**Stated problem**
Track down each line that has the word "Design" and copy it.

**Input rows**
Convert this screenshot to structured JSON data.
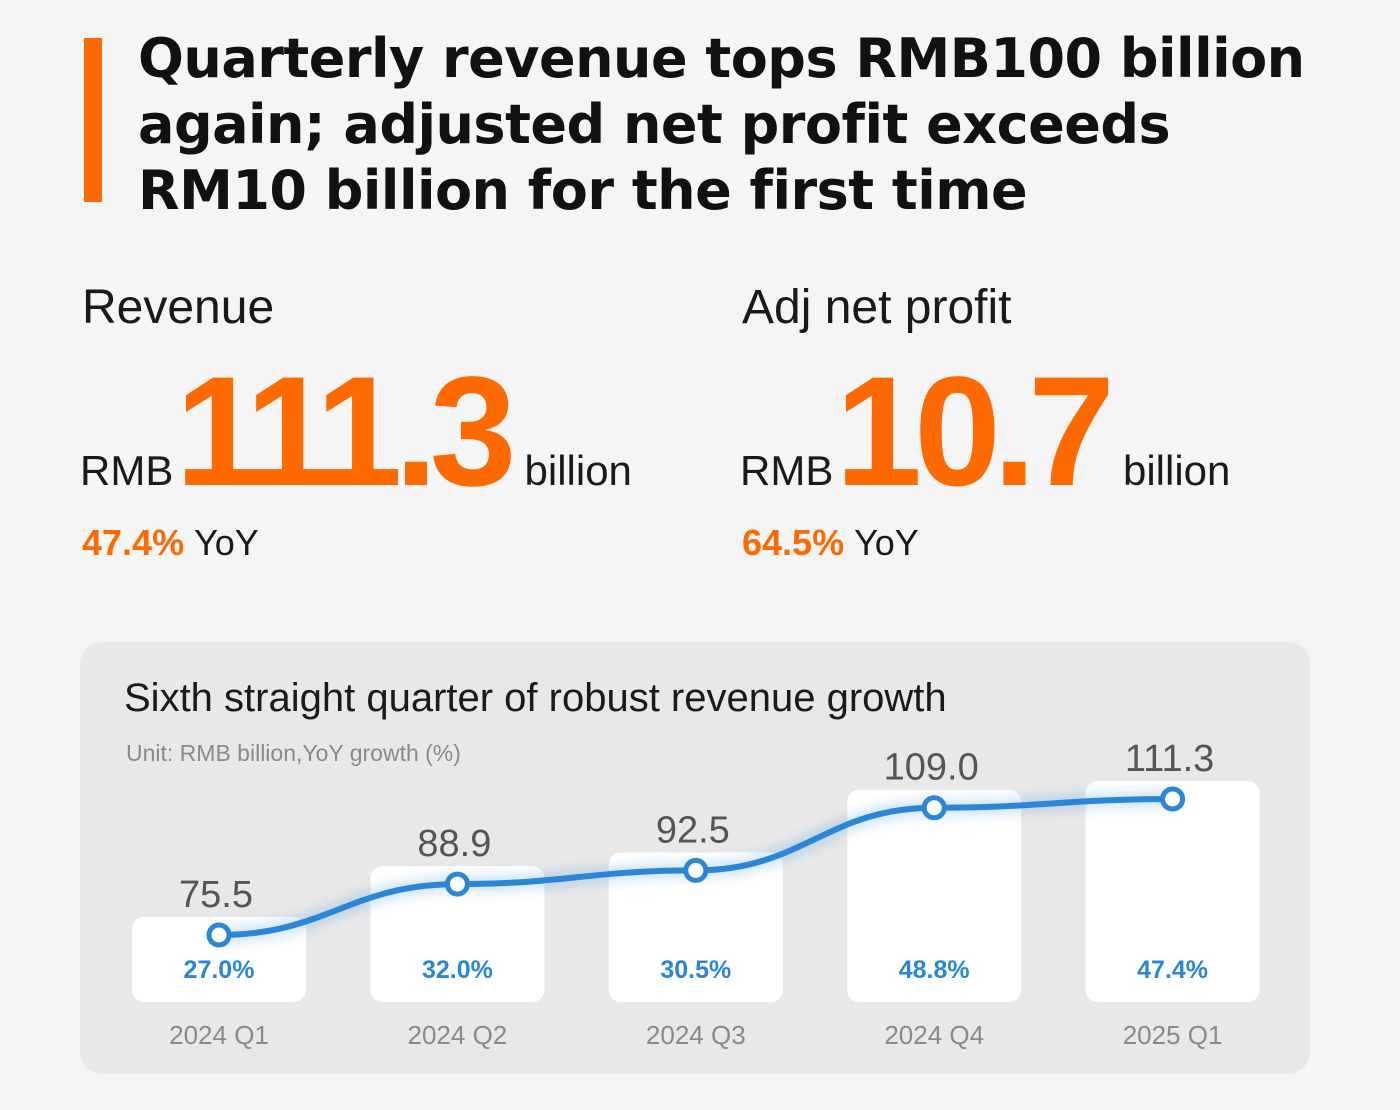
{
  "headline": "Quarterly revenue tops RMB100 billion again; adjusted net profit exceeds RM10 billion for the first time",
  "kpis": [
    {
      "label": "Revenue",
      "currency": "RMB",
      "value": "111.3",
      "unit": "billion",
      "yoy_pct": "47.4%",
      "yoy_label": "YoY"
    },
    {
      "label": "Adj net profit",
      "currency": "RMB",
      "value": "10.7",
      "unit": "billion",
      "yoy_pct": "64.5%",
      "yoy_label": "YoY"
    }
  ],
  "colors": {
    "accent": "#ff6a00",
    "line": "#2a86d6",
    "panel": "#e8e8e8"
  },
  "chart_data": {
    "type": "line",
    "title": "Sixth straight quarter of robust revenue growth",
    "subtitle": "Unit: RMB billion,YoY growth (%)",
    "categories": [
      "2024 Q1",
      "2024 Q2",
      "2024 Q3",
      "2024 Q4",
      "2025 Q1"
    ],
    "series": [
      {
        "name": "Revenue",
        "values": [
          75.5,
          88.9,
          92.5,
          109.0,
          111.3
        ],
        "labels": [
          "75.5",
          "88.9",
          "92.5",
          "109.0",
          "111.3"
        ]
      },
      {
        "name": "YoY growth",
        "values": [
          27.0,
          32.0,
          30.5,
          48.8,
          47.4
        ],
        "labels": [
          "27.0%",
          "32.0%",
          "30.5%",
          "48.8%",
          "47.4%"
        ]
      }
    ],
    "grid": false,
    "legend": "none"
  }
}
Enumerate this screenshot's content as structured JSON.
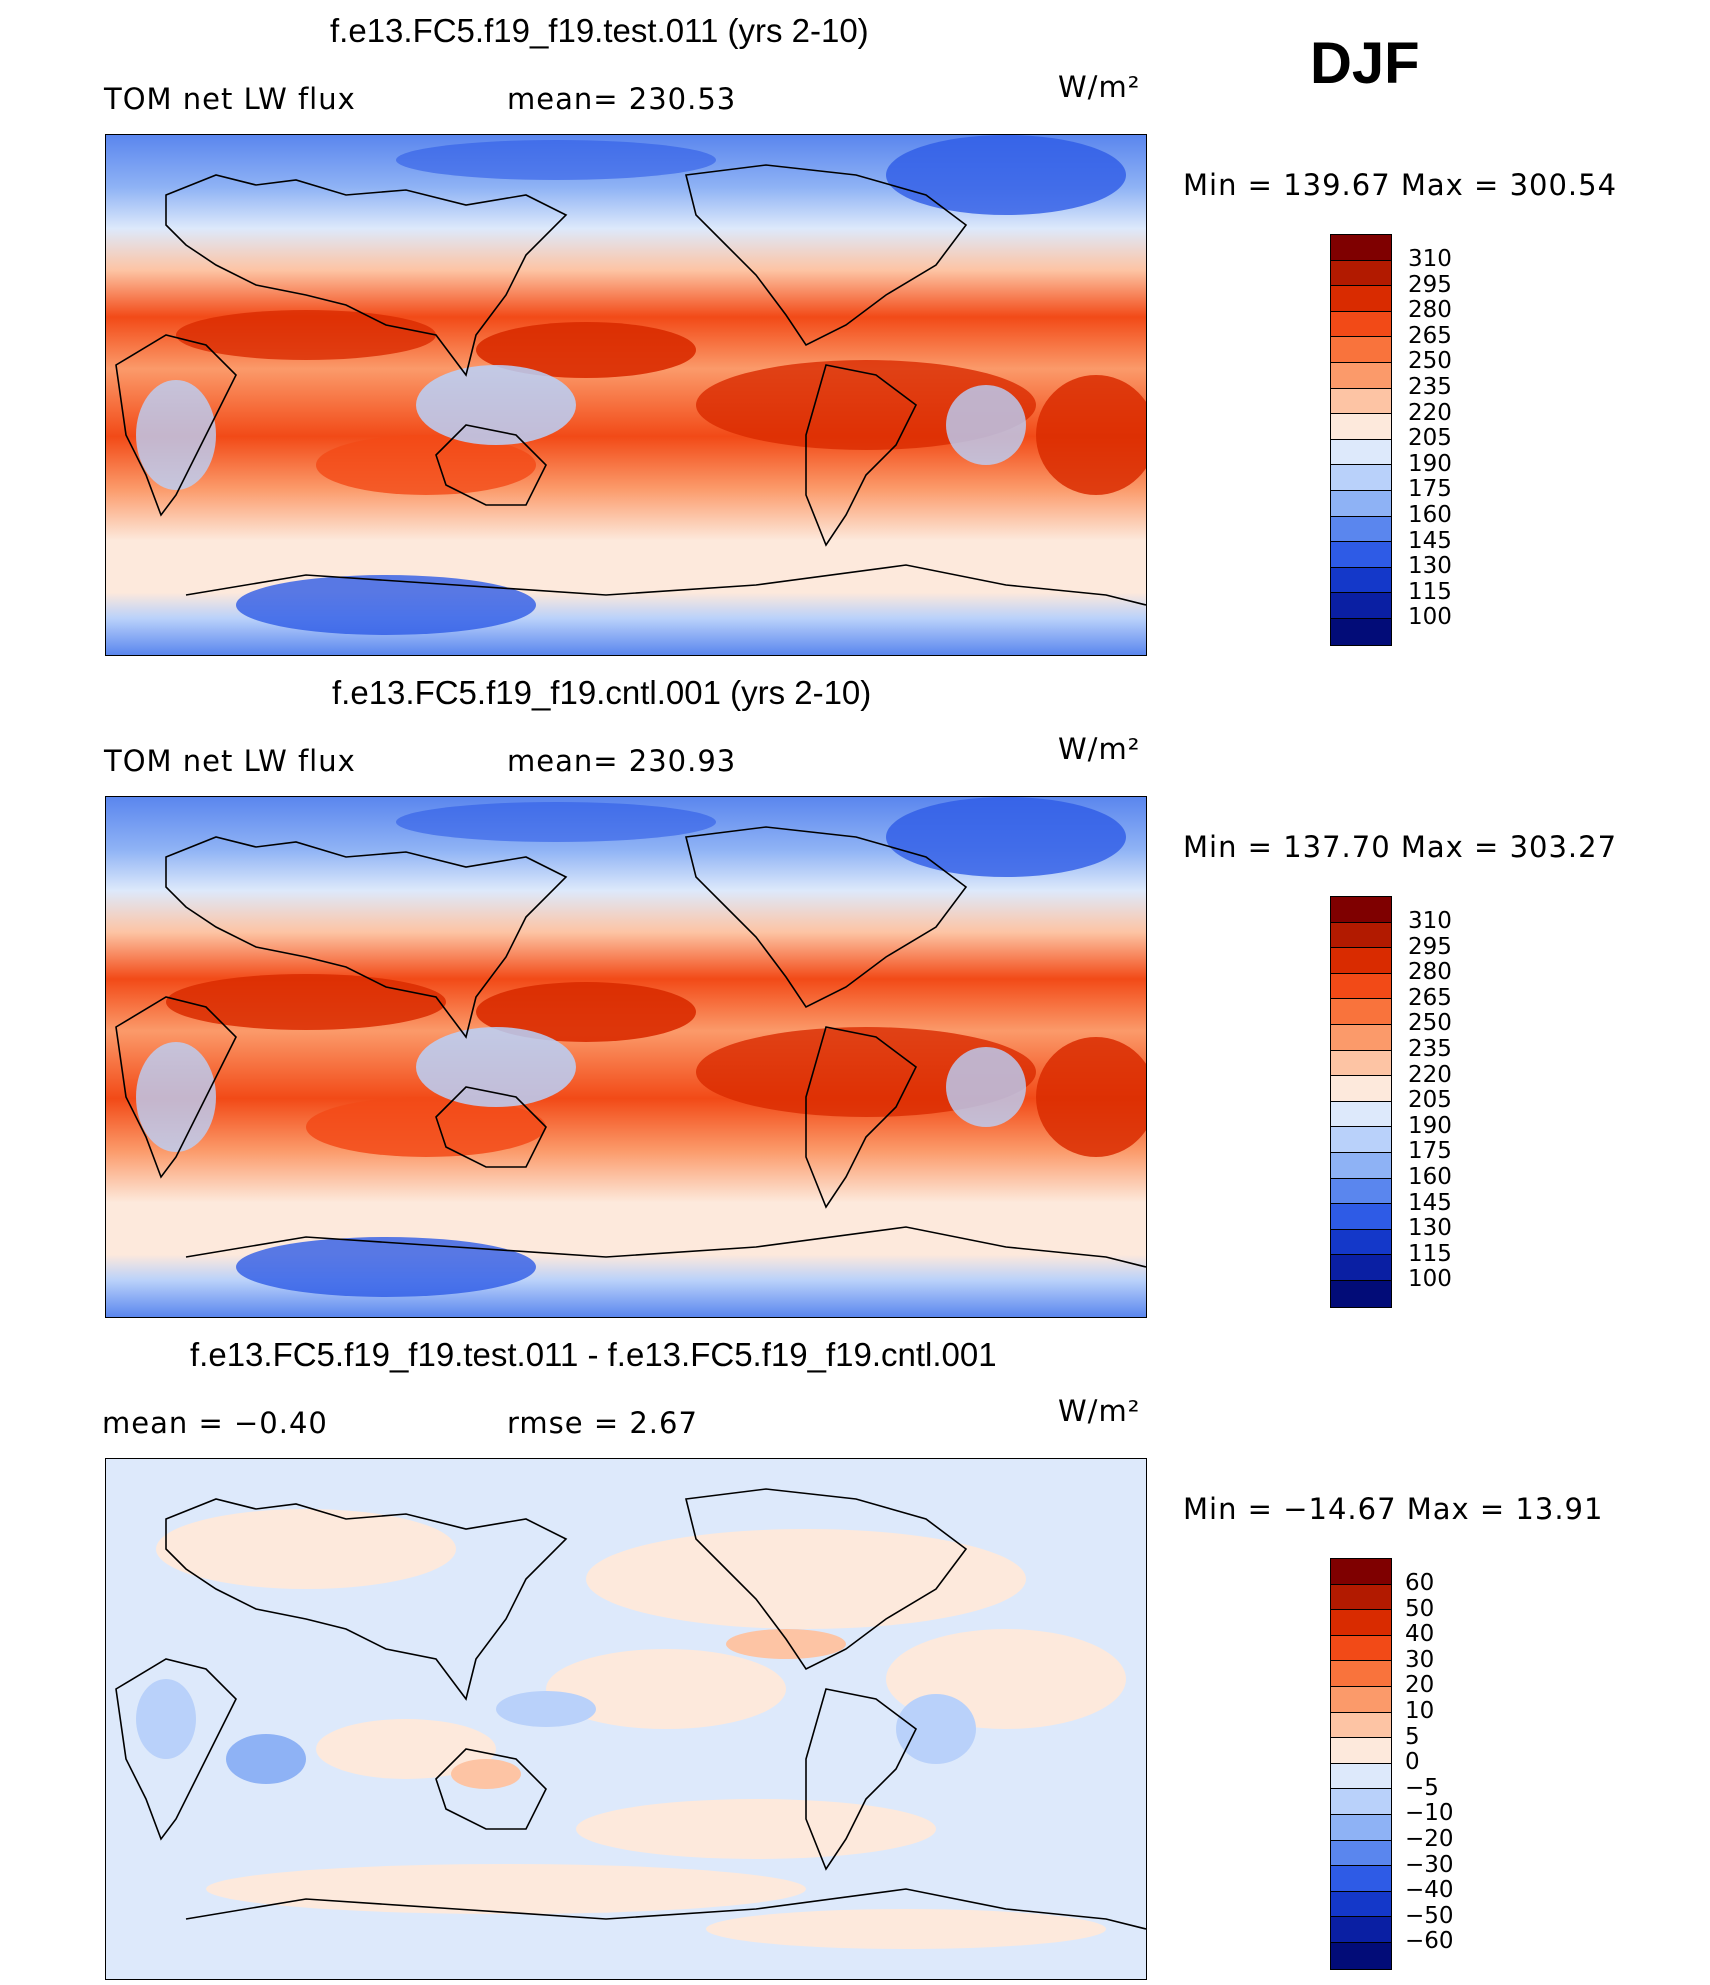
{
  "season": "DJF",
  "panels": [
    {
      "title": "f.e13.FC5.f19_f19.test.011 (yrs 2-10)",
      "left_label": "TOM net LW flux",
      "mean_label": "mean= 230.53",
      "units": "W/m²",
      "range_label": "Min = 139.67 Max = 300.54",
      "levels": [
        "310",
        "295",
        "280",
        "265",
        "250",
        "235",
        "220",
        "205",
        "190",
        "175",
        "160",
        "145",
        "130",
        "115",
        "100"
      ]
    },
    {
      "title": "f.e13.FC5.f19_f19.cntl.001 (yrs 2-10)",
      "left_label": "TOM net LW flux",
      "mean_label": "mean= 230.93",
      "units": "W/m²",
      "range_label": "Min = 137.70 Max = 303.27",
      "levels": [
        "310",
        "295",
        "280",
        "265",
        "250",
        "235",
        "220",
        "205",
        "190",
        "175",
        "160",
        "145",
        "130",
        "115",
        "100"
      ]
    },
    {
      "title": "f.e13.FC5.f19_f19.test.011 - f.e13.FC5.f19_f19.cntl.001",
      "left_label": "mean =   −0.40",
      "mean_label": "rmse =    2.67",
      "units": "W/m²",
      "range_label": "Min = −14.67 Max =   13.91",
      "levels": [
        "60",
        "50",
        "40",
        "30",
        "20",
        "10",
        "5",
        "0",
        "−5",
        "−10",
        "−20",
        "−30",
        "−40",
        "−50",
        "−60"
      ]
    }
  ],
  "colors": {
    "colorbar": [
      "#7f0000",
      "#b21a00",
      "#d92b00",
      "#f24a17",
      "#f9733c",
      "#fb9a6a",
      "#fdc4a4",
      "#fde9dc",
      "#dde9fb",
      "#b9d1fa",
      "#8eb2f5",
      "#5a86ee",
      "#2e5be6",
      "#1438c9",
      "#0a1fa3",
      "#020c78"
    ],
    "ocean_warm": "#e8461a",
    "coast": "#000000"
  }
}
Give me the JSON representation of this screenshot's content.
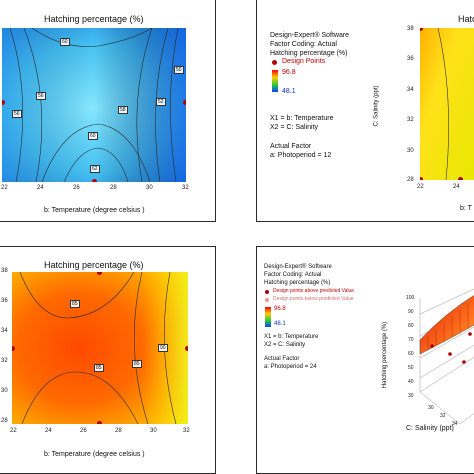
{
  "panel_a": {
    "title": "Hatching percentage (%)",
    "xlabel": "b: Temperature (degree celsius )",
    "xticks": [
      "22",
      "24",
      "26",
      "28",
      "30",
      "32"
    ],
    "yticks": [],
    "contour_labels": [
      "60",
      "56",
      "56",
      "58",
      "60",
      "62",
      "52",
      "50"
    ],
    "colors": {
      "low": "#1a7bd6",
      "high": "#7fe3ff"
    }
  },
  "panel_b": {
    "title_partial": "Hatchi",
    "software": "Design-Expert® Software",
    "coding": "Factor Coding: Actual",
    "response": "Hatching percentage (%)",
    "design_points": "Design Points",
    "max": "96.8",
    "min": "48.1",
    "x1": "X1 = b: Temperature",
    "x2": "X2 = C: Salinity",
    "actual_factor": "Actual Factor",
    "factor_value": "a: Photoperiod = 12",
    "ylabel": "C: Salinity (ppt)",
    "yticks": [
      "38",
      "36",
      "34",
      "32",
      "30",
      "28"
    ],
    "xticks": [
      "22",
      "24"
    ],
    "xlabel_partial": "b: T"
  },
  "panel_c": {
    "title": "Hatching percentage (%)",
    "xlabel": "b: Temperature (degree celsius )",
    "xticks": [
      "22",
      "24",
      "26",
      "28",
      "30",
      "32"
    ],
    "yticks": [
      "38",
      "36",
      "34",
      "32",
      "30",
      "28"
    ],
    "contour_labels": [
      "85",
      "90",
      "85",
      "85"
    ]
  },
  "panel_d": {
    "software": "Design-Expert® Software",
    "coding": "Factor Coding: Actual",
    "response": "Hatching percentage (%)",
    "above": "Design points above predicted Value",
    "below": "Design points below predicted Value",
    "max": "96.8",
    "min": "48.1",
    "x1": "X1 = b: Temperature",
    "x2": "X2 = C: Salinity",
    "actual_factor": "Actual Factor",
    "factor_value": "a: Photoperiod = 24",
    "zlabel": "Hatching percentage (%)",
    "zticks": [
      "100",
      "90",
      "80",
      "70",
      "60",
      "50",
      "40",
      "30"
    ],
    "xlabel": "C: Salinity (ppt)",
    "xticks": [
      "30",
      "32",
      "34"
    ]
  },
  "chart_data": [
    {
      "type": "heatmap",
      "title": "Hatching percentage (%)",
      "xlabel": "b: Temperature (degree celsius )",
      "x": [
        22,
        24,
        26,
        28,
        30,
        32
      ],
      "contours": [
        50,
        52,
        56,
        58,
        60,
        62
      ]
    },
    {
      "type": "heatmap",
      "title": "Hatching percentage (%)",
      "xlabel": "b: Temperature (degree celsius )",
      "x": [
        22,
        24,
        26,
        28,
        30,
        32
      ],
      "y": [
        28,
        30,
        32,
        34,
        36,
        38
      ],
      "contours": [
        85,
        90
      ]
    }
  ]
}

**Worked solution**
    "software": "Design-Expert® Software",
    "design_points": "Design Points",
    "software": "Design-Expert® Software",
    "above": "Design points above predicted Value",
    "below": "Design points below predicted Value",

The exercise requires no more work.